- [DIRECTIONS FOR THIS TASK]: Below are records to repeat exactly. Omit the pictures from the copy.

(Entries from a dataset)
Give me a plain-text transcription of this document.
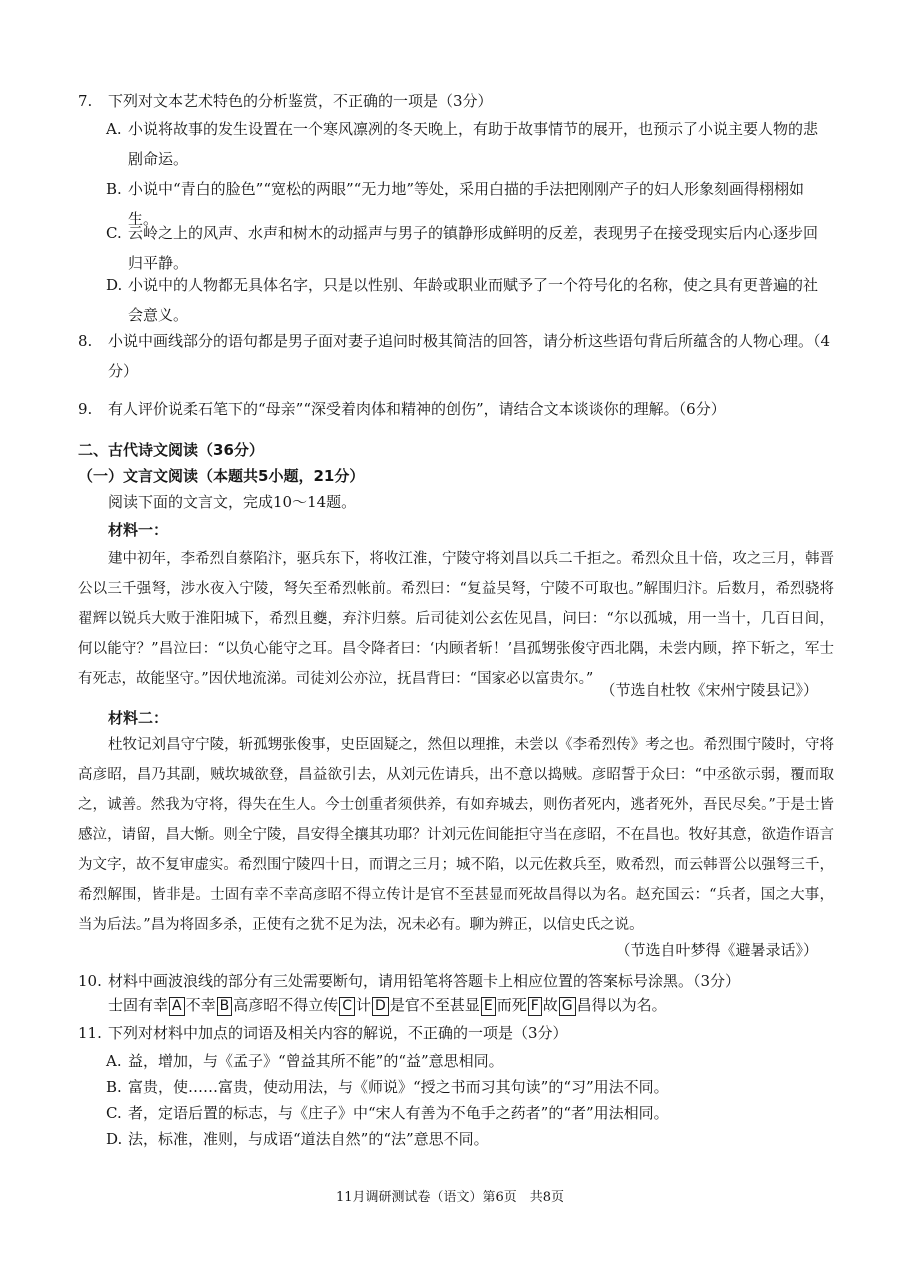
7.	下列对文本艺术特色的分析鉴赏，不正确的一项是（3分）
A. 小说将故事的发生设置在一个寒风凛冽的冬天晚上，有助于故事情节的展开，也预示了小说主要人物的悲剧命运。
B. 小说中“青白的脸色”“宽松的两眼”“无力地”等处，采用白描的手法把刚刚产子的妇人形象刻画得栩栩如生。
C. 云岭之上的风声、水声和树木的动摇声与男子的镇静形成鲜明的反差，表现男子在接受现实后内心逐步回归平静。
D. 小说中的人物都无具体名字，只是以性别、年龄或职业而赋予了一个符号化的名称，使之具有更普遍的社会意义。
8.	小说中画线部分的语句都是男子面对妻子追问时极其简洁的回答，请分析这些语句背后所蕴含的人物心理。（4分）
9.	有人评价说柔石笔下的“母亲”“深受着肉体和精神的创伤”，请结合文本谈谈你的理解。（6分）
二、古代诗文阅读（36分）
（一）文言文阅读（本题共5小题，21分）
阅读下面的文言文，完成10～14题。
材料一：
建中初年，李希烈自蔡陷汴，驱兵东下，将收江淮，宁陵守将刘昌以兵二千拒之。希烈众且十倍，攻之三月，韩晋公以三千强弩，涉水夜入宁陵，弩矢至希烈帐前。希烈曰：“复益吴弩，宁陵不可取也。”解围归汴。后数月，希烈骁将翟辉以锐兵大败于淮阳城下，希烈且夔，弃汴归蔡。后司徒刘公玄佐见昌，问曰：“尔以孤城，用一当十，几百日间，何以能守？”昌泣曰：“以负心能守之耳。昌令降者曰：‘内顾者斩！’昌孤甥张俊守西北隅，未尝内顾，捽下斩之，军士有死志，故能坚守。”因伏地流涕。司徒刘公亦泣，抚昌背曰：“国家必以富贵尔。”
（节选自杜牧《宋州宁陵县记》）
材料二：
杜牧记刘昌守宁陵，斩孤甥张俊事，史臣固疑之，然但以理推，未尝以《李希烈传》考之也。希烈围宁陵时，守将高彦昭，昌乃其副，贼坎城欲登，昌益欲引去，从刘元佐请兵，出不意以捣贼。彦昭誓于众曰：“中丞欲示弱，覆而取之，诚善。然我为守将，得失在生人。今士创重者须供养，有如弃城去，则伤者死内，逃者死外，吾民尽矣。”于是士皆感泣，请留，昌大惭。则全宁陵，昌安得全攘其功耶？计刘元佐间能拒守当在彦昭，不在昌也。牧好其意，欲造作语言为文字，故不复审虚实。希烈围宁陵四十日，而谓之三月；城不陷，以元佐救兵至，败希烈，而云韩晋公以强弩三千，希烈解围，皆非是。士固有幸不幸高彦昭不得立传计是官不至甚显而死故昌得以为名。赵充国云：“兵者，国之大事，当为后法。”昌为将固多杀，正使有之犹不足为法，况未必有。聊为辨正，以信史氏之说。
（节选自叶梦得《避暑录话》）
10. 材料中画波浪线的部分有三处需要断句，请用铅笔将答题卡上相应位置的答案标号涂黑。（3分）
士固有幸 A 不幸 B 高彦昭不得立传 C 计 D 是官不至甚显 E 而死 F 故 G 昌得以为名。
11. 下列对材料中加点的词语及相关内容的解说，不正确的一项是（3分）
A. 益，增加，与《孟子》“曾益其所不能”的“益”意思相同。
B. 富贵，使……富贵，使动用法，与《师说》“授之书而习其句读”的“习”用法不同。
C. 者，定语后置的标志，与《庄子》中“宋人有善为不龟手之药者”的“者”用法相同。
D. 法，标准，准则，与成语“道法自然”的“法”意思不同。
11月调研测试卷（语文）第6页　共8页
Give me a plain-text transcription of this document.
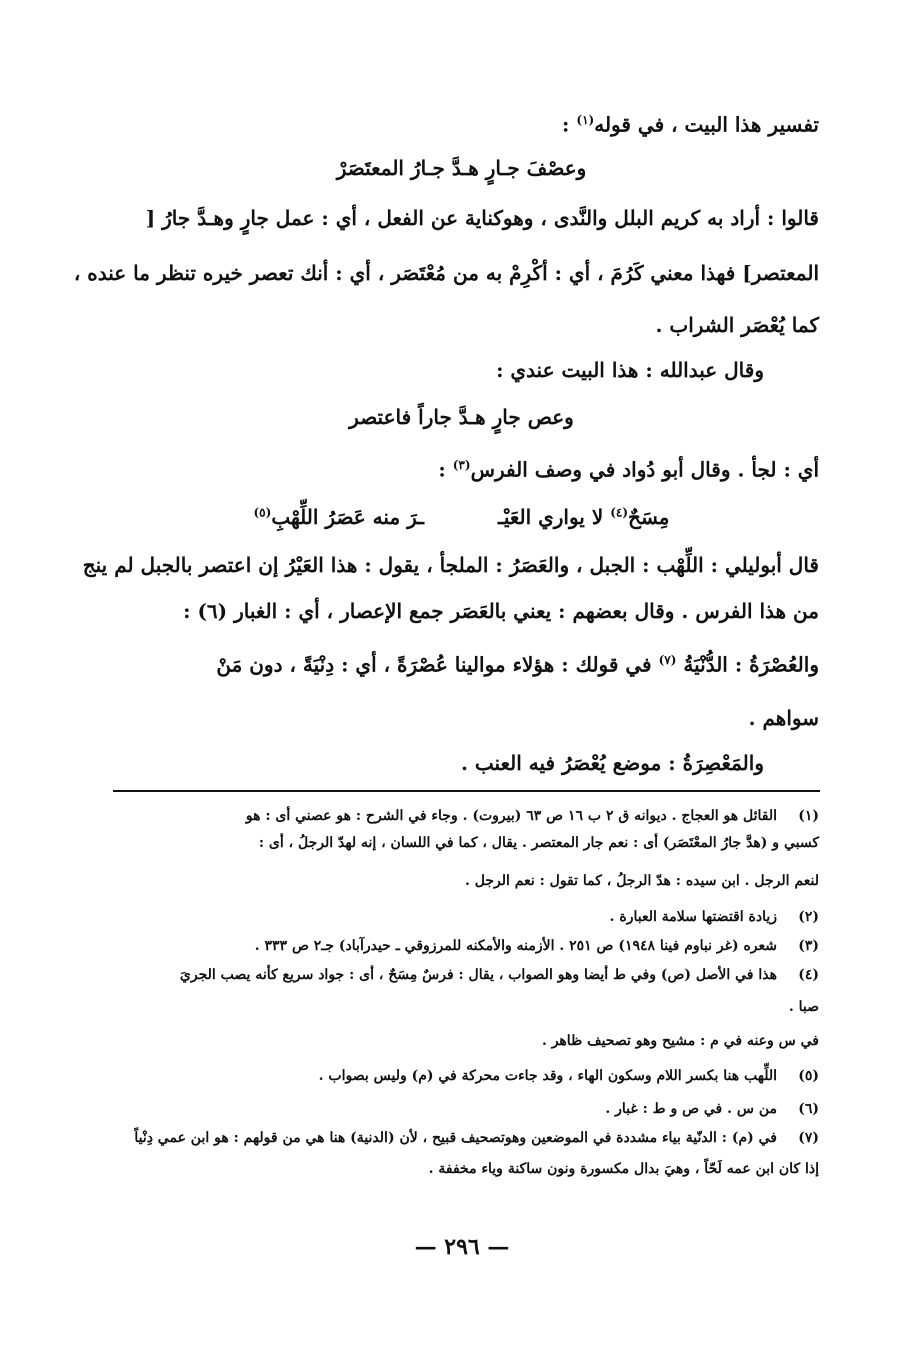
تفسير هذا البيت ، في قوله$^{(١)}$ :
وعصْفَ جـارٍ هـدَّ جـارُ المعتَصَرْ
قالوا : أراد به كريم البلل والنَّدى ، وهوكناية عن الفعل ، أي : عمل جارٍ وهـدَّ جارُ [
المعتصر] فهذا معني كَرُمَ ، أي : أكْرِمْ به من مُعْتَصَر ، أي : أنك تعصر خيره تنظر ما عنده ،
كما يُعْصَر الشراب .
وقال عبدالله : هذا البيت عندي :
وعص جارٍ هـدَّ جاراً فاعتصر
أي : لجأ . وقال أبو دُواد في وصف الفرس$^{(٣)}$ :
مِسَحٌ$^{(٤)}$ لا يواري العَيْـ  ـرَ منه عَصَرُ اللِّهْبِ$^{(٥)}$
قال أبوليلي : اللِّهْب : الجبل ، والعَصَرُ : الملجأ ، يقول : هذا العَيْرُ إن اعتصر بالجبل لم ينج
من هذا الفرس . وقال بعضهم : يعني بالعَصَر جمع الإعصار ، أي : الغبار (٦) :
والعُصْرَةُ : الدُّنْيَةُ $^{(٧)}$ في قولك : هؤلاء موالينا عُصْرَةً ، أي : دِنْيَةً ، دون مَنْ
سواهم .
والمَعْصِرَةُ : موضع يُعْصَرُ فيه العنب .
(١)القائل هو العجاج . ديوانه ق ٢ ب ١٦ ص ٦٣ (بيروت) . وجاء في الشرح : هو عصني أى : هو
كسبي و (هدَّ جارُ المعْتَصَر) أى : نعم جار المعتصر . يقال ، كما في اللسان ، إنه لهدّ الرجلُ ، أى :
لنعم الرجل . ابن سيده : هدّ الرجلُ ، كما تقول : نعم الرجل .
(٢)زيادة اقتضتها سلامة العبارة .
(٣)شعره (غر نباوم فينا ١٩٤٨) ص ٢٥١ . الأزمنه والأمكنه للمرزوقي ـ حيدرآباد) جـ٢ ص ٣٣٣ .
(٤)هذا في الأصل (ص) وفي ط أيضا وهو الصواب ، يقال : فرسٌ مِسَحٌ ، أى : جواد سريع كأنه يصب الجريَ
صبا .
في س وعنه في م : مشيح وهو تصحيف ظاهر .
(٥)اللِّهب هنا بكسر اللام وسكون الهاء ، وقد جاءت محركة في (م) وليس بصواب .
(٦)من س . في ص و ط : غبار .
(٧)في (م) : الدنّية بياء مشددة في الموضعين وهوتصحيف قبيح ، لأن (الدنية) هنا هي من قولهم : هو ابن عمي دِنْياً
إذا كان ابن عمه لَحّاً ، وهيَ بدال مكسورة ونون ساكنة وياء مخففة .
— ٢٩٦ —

- [TASK SOLUTION]:
Give me a plain-text transcription of this document.
7.	下列对文本艺术特色的分析鉴赏，不正确的一项是（3分）
A. 小说将故事的发生设置在一个寒风凛冽的冬天晚上，有助于故事情节的展开，也预示了小说主要人物的悲剧命运。
B. 小说中“青白的脸色”“宽松的两眼”“无力地”等处，采用白描的手法把刚刚产子的妇人形象刻画得栩栩如生。
C. 云岭之上的风声、水声和树木的动摇声与男子的镇静形成鲜明的反差，表现男子在接受现实后内心逐步回归平静。
D. 小说中的人物都无具体名字，只是以性别、年龄或职业而赋予了一个符号化的名称，使之具有更普遍的社会意义。
8.	小说中画线部分的语句都是男子面对妻子追问时极其简洁的回答，请分析这些语句背后所蕴含的人物心理。（4分）
9.	有人评价说柔石笔下的“母亲”“深受着肉体和精神的创伤”，请结合文本谈谈你的理解。（6分）
二、古代诗文阅读（36分）
（一）文言文阅读（本题共5小题，21分）
阅读下面的文言文，完成10～14题。
材料一：
建中初年，李希烈自蔡陷汴，驱兵东下，将收江淮，宁陵守将刘昌以兵二千拒之。希烈众且十倍，攻之三月，韩晋公以三千强弩，涉水夜入宁陵，弩矢至希烈帐前。希烈曰：“复益吴弩，宁陵不可取也。”解围归汴。后数月，希烈骁将翟辉以锐兵大败于淮阳城下，希烈且夔，弃汴归蔡。后司徒刘公玄佐见昌，问曰：“尔以孤城，用一当十，几百日间，何以能守？”昌泣曰：“以负心能守之耳。昌令降者曰：‘内顾者斩！’昌孤甥张俊守西北隅，未尝内顾，捽下斩之，军士有死志，故能坚守。”因伏地流涕。司徒刘公亦泣，抚昌背曰：“国家必以富贵尔。”
（节选自杜牧《宋州宁陵县记》）
材料二：
杜牧记刘昌守宁陵，斩孤甥张俊事，史臣固疑之，然但以理推，未尝以《李希烈传》考之也。希烈围宁陵时，守将高彦昭，昌乃其副，贼坎城欲登，昌益欲引去，从刘元佐请兵，出不意以捣贼。彦昭誓于众曰：“中丞欲示弱，覆而取之，诚善。然我为守将，得失在生人。今士创重者须供养，有如弃城去，则伤者死内，逃者死外，吾民尽矣。”于是士皆感泣，请留，昌大惭。则全宁陵，昌安得全攘其功耶？计刘元佐间能拒守当在彦昭，不在昌也。牧好其意，欲造作语言为文字，故不复审虚实。希烈围宁陵四十日，而谓之三月；城不陷，以元佐救兵至，败希烈，而云韩晋公以强弩三千，希烈解围，皆非是。士固有幸不幸高彦昭不得立传计是官不至甚显而死故昌得以为名。赵充国云：“兵者，国之大事，当为后法。”昌为将固多杀，正使有之犹不足为法，况未必有。聊为辨正，以信史氏之说。
（节选自叶梦得《避暑录话》）
10. 材料中画波浪线的部分有三处需要断句，请用铅笔将答题卡上相应位置的答案标号涂黑。（3分）
士固有幸 A 不幸 B 高彦昭不得立传 C 计 D 是官不至甚显 E 而死 F 故 G 昌得以为名。
11. 下列对材料中加点的词语及相关内容的解说，不正确的一项是（3分）
A. 益，增加，与《孟子》“曾益其所不能”的“益”意思相同。
B. 富贵，使……富贵，使动用法，与《师说》“授之书而习其句读”的“习”用法不同。
C. 者，定语后置的标志，与《庄子》中“宋人有善为不龟手之药者”的“者”用法相同。
D. 法，标准，准则，与成语“道法自然”的“法”意思不同。
11月调研测试卷（语文）第6页　共8页
Give me a plain-text transcription of this document.
تفسير هذا البيت ، في قوله$^{(١)}$ :
وعصْفَ جـارٍ هـدَّ جـارُ المعتَصَرْ
قالوا : أراد به كريم البلل والنَّدى ، وهوكناية عن الفعل ، أي : عمل جارٍ وهـدَّ جارُ [
المعتصر] فهذا معني كَرُمَ ، أي : أكْرِمْ به من مُعْتَصَر ، أي : أنك تعصر خيره تنظر ما عنده ،
كما يُعْصَر الشراب .
وقال عبدالله : هذا البيت عندي :
وعص جارٍ هـدَّ جاراً فاعتصر
أي : لجأ . وقال أبو دُواد في وصف الفرس$^{(٣)}$ :
مِسَحٌ$^{(٤)}$ لا يواري العَيْـ  ـرَ منه عَصَرُ اللِّهْبِ$^{(٥)}$
قال أبوليلي : اللِّهْب : الجبل ، والعَصَرُ : الملجأ ، يقول : هذا العَيْرُ إن اعتصر بالجبل لم ينج
من هذا الفرس . وقال بعضهم : يعني بالعَصَر جمع الإعصار ، أي : الغبار (٦) :
والعُصْرَةُ : الدُّنْيَةُ $^{(٧)}$ في قولك : هؤلاء موالينا عُصْرَةً ، أي : دِنْيَةً ، دون مَنْ
سواهم .
والمَعْصِرَةُ : موضع يُعْصَرُ فيه العنب .
(١)القائل هو العجاج . ديوانه ق ٢ ب ١٦ ص ٦٣ (بيروت) . وجاء في الشرح : هو عصني أى : هو
كسبي و (هدَّ جارُ المعْتَصَر) أى : نعم جار المعتصر . يقال ، كما في اللسان ، إنه لهدّ الرجلُ ، أى :
لنعم الرجل . ابن سيده : هدّ الرجلُ ، كما تقول : نعم الرجل .
(٢)زيادة اقتضتها سلامة العبارة .
(٣)شعره (غر نباوم فينا ١٩٤٨) ص ٢٥١ . الأزمنه والأمكنه للمرزوقي ـ حيدرآباد) جـ٢ ص ٣٣٣ .
(٤)هذا في الأصل (ص) وفي ط أيضا وهو الصواب ، يقال : فرسٌ مِسَحٌ ، أى : جواد سريع كأنه يصب الجريَ
صبا .
في س وعنه في م : مشيح وهو تصحيف ظاهر .
(٥)اللِّهب هنا بكسر اللام وسكون الهاء ، وقد جاءت محركة في (م) وليس بصواب .
(٦)من س . في ص و ط : غبار .
(٧)في (م) : الدنّية بياء مشددة في الموضعين وهوتصحيف قبيح ، لأن (الدنية) هنا هي من قولهم : هو ابن عمي دِنْياً
إذا كان ابن عمه لَحّاً ، وهيَ بدال مكسورة ونون ساكنة وياء مخففة .
— ٢٩٦ —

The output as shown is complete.